# Storypoint Prediction: Regression Approach

## Preparation


In [None]:
import os
import json

import matplotlib.pyplot as plt
import numpy as np
import pandas as pd
import seaborn as sns
from scipy.sparse import csr_matrix, hstack, vstack

from sklearn.pipeline import Pipeline
from sklearn.preprocessing import RobustScaler
from sklearn.metrics import mean_squared_error, r2_score, mean_absolute_error, f1_score, precision_score, recall_score, accuracy_score
from sklearn.feature_extraction.text import CountVectorizer
from sklearn.model_selection import cross_val_score, learning_curve, validation_curve
from trainer import GridSearchCVTrainer

project_name = ''

### Plot learning curve

In [None]:
def plot_learning_curve(estimator, title, X, y, ylim=None, cv=None,
                        n_jobs=-1, train_sizes=np.linspace(.1, 1.0, 10)):
    plt.figure()        # Create new figure
    plt.title(title)    # Set title of the figure
    
    # Set y-axis limits: ylim=(min, max)
    if ylim is not None:
        plt.ylim(*ylim)  
        
    plt.xlabel("Training examples")  # Set x-axis label
    plt.ylabel("Score")               # Set y-axis label
    
    # Generate learning curve data
    train_sizes, train_scores, test_scores = learning_curve(
        estimator, X, y, cv=cv, n_jobs=n_jobs, train_sizes=train_sizes, scoring='neg_mean_squared_error')
    
    train_scores_mean = np.mean(train_scores, axis=1)  # Calculate mean of training scores
    train_scores_std = np.std(train_scores, axis=1)    # Calculate standard deviation of training scores
    test_scores_mean = np.mean(test_scores, axis=1)    # Calculate mean of test scores
    test_scores_std = np.std(test_scores, axis=1)      # Calculate standard deviation of test scores
    
    plt.grid()  # Display grid
    
    # Fill the area between the mean training score and the mean +/- std training score
    plt.fill_between(train_sizes, train_scores_mean - train_scores_std,
                     train_scores_mean + train_scores_std, alpha=0.1,
                     color="r")
    
    # Fill the area between the mean test score and the mean +/- std test score
    plt.fill_between(train_sizes, test_scores_mean - test_scores_std,
                    test_scores_mean + test_scores_std, alpha=0.1, color="g")
    
    # Plot mean training score as points
    plt.plot(train_sizes, train_scores_mean, 'o-', color="r",
             label="Training score")
    # Plot mean test score as points
    plt.plot(train_sizes, test_scores_mean, 'o-', color="g",
             label="Validation score")

## [PROBLEMS AND TASKS]
[a] Reproduce the part of the storypoint prediction notebook that opens with the words containing "project_name = ''" and closes with "plt.ylim(*ylim)".
[b] In the storypoint prediction notebook, which scoring value is passed to the learning_curve call?
[c] Which functions does the storypoint prediction notebook import from sklearn.metrics?

## [GIVEN DATA]
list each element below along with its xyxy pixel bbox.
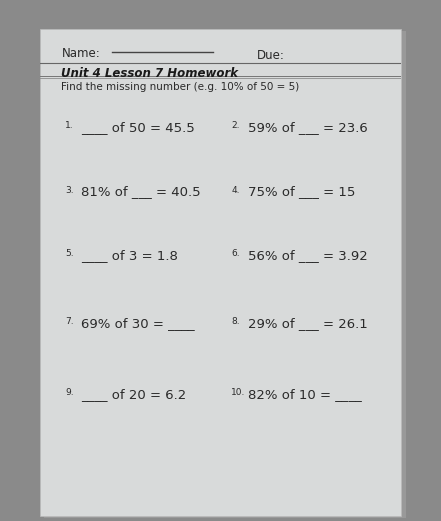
Text: 56% of ___ = 3.92: 56% of ___ = 3.92 xyxy=(247,249,367,262)
Text: 5.: 5. xyxy=(65,249,74,258)
Text: 9.: 9. xyxy=(65,388,74,397)
Text: 4.: 4. xyxy=(232,185,240,194)
Text: 8.: 8. xyxy=(232,317,240,326)
Text: 69% of 30 = ____: 69% of 30 = ____ xyxy=(81,317,195,330)
Text: Find the missing number (e.g. 10% of 50 = 5): Find the missing number (e.g. 10% of 50 … xyxy=(61,82,299,92)
Text: Unit 4 Lesson 7 Homework: Unit 4 Lesson 7 Homework xyxy=(61,67,239,80)
Text: 10.: 10. xyxy=(232,388,246,397)
Text: 6.: 6. xyxy=(232,249,240,258)
Text: 82% of 10 = ____: 82% of 10 = ____ xyxy=(247,388,361,401)
Text: 59% of ___ = 23.6: 59% of ___ = 23.6 xyxy=(247,121,367,134)
Text: 3.: 3. xyxy=(65,185,74,194)
Text: ____ of 3 = 1.8: ____ of 3 = 1.8 xyxy=(81,249,178,262)
Text: 29% of ___ = 26.1: 29% of ___ = 26.1 xyxy=(247,317,367,330)
Text: 7.: 7. xyxy=(65,317,74,326)
Text: 2.: 2. xyxy=(232,121,240,130)
Text: 1.: 1. xyxy=(65,121,74,130)
Text: 75% of ___ = 15: 75% of ___ = 15 xyxy=(247,185,355,199)
Text: ____ of 50 = 45.5: ____ of 50 = 45.5 xyxy=(81,121,195,134)
Text: Due:: Due: xyxy=(257,49,284,62)
Text: ____ of 20 = 6.2: ____ of 20 = 6.2 xyxy=(81,388,187,401)
Text: Name:: Name: xyxy=(61,47,100,60)
Text: 81% of ___ = 40.5: 81% of ___ = 40.5 xyxy=(81,185,201,199)
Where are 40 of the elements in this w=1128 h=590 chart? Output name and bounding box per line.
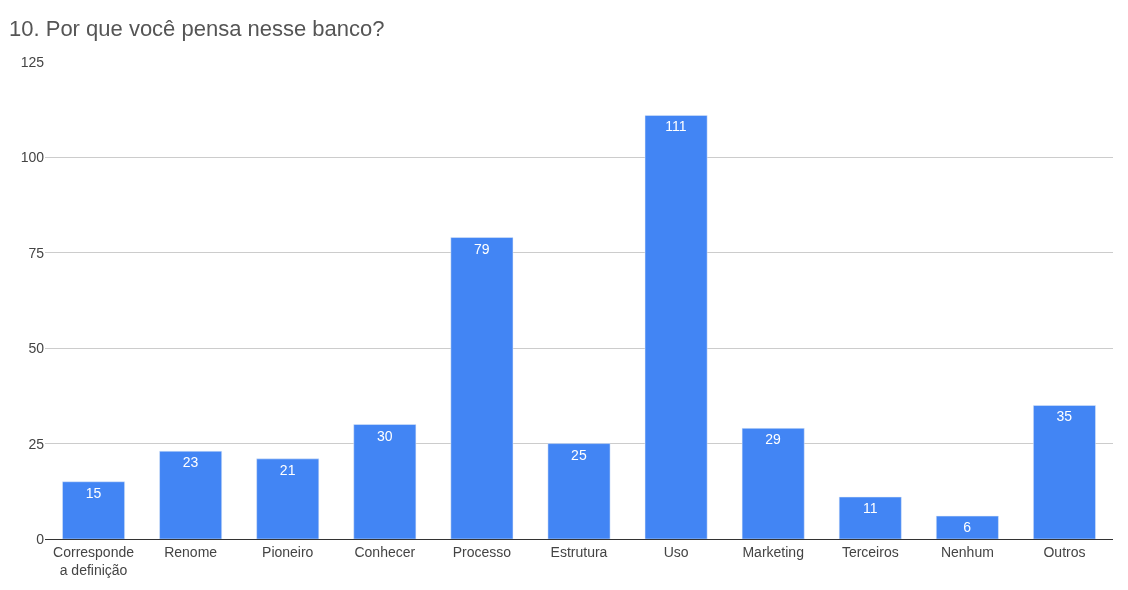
- y-tick-label: 0: [36, 530, 45, 547]
- data-label: 35: [1056, 408, 1073, 425]
- data-label: 79: [474, 240, 490, 257]
- data-label: 111: [665, 118, 687, 135]
- x-tick-label: Outros: [1043, 543, 1086, 560]
- bar: [1033, 405, 1096, 539]
- bar: [644, 115, 708, 539]
- bar: [547, 443, 611, 539]
- x-tick-label: Terceiros: [841, 543, 899, 560]
- x-tick-label: Processo: [452, 543, 512, 560]
- y-tick-label: 25: [28, 435, 45, 452]
- bar: [353, 424, 417, 539]
- bar: [838, 496, 902, 539]
- x-tick-label: Marketing: [742, 543, 804, 560]
- data-label: 29: [765, 431, 782, 448]
- x-tick-label: Nenhum: [940, 543, 994, 560]
- bar: [741, 428, 805, 539]
- y-tick-label: 125: [20, 53, 45, 70]
- y-tick-label: 50: [28, 340, 45, 357]
- x-tick-label: Conhecer: [354, 543, 416, 560]
- bar: [936, 515, 999, 539]
- y-tick-label: 100: [20, 149, 45, 166]
- x-tick-label: Uso: [663, 543, 689, 560]
- data-label: 25: [571, 446, 587, 463]
- data-label: 30: [376, 427, 393, 444]
- data-label: 15: [85, 484, 102, 501]
- bar: [62, 481, 125, 539]
- chart-title: 10. Por que você pensa nesse banco?: [9, 16, 385, 42]
- bar: [256, 458, 320, 539]
- data-label: 21: [279, 461, 296, 478]
- x-tick-label: Estrutura: [550, 543, 608, 560]
- x-tick-label: Corresponde a definição: [53, 543, 135, 578]
- bar: [159, 450, 222, 539]
- data-label: 23: [182, 454, 199, 471]
- x-tick-label: Pioneiro: [262, 543, 314, 560]
- x-tick-label: Renome: [164, 543, 218, 560]
- bar: [450, 237, 514, 539]
- data-label: 11: [862, 500, 878, 517]
- y-tick-label: 75: [28, 244, 45, 261]
- data-label: 6: [963, 519, 972, 536]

## [ANSWERS TO THE EXERCISES]
[a]
project_name = ''

### Plot learning curve

In [None]:
def plot_learning_curve(estimator, title, X, y, ylim=None, cv=None,
                        n_jobs=-1, train_sizes=np.linspace(.1, 1.0, 10)):
    plt.figure()        # Create new figure
    plt.title(title)    # Set title of the figure
    
    # Set y-axis limits: ylim=(min, max)
    if ylim is not None:
        plt.ylim(*ylim)

[b] neg_mean_squared_error

[c] mean_squared_error, r2_score, mean_absolute_error, f1_score, precision_score, recall_score, accuracy_score